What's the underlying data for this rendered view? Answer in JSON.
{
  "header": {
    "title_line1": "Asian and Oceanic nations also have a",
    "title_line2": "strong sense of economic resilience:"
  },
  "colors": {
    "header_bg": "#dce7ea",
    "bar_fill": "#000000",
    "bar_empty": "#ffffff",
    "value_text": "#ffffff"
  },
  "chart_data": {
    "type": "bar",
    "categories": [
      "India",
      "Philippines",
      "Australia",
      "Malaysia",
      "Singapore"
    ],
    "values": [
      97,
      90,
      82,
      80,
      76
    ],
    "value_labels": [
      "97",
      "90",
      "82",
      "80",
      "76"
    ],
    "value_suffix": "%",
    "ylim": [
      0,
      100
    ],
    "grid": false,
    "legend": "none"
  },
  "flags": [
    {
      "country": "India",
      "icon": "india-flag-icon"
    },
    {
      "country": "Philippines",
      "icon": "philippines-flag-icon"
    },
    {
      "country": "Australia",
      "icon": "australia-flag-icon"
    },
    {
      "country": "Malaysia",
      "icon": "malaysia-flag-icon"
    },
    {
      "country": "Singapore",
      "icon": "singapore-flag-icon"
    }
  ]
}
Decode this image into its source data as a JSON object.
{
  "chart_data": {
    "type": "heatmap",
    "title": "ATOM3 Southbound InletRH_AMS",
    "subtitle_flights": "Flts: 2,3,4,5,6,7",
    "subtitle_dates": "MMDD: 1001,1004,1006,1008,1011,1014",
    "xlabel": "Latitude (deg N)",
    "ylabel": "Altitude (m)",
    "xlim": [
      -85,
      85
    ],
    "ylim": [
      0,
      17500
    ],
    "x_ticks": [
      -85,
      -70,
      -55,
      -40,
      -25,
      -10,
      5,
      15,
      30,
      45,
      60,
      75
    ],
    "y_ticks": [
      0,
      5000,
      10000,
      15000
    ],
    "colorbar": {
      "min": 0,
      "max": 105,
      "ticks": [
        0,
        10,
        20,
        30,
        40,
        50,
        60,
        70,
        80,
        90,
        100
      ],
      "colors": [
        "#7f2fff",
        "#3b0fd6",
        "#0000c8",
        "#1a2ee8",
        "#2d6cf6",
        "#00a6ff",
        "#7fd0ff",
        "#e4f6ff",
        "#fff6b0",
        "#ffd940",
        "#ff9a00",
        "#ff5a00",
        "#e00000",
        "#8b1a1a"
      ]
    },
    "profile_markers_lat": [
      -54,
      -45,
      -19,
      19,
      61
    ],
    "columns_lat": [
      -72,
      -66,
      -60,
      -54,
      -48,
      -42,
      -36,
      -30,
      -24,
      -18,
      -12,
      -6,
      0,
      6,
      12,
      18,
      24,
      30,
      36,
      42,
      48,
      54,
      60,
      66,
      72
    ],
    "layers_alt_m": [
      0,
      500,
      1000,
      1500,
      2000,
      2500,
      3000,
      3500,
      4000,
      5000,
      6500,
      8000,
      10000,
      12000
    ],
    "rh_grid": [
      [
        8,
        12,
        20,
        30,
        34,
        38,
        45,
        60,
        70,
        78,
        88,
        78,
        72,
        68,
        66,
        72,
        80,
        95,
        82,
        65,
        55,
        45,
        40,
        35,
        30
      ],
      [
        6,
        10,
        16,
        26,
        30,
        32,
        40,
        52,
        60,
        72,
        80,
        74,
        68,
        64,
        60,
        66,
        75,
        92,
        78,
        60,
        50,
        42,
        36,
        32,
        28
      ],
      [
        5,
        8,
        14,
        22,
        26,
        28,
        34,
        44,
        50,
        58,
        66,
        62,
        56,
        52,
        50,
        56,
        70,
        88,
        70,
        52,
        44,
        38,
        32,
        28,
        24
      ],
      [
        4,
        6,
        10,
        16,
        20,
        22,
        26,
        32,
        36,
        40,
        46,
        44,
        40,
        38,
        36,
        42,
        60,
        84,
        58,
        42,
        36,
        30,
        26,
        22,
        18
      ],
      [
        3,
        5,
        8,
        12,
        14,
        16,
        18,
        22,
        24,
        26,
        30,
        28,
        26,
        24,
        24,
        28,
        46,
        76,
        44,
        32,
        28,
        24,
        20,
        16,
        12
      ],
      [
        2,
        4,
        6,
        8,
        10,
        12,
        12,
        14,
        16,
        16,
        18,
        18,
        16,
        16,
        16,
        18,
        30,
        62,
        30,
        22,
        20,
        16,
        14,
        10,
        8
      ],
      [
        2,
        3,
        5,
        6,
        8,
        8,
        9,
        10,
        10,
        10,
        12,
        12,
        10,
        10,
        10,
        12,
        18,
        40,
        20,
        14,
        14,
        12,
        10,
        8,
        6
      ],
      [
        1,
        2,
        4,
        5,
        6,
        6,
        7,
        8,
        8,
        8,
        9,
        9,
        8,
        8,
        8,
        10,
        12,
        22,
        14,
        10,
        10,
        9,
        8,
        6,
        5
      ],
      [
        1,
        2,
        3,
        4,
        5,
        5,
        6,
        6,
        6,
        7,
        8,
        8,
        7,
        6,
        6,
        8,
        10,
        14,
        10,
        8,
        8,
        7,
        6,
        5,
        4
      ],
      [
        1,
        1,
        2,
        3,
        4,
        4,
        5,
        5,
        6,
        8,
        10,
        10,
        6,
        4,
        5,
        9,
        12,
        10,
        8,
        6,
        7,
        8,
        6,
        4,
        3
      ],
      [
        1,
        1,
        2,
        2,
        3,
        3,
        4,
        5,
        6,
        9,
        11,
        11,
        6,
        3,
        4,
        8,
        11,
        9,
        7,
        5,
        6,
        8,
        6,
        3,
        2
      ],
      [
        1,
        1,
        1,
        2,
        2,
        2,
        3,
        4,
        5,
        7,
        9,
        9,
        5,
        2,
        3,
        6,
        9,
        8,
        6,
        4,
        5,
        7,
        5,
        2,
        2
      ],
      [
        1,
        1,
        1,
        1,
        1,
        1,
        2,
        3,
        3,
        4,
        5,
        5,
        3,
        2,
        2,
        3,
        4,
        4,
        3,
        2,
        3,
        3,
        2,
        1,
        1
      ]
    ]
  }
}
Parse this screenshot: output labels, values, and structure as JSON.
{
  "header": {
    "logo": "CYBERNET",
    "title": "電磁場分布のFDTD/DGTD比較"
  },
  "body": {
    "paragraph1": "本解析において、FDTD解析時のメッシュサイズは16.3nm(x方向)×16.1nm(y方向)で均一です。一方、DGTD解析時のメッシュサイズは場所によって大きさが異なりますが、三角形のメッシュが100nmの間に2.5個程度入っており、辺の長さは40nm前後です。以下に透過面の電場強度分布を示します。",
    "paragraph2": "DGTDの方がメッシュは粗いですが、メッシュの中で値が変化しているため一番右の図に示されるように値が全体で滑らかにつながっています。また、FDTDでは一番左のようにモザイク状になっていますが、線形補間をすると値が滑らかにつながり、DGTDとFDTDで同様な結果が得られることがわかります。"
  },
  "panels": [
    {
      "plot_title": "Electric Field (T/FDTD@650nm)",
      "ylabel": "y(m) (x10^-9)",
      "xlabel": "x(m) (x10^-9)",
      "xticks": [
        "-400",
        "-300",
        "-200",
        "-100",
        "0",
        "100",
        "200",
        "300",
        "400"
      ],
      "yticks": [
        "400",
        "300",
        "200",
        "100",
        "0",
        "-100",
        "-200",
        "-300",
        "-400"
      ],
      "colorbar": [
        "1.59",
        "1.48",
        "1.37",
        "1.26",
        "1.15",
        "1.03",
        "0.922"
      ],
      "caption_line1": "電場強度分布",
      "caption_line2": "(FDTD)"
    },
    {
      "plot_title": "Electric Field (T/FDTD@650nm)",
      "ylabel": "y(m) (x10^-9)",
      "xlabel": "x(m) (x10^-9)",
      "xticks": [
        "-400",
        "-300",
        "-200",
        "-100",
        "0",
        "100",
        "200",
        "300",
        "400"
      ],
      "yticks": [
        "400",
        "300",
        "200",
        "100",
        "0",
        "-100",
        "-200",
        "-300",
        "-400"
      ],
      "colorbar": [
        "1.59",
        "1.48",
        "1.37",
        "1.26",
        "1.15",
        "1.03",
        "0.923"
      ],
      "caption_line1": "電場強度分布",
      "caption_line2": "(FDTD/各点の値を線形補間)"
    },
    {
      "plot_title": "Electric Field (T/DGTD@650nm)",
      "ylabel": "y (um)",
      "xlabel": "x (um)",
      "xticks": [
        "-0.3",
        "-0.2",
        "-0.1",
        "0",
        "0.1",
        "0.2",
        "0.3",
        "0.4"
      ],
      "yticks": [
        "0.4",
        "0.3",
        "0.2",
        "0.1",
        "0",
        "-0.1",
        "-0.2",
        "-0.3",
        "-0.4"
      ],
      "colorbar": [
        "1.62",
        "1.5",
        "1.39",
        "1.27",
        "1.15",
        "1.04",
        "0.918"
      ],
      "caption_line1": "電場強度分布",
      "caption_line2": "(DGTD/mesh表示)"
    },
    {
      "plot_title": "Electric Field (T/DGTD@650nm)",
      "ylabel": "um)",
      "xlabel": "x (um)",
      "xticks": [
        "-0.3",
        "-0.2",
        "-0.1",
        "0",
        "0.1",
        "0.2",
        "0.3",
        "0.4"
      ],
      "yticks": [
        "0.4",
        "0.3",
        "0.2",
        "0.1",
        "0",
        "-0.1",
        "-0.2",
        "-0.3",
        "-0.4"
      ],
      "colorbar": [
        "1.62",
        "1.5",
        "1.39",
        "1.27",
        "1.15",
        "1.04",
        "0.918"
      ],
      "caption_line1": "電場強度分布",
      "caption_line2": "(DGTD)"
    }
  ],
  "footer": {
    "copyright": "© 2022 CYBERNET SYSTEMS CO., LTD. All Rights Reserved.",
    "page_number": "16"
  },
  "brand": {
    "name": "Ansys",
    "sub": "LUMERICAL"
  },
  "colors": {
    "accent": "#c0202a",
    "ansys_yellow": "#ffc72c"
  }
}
******************************
• Job
Reply with one number: the count of lines in the entries that include the word "CYBERNET".

• Solution for this problem
2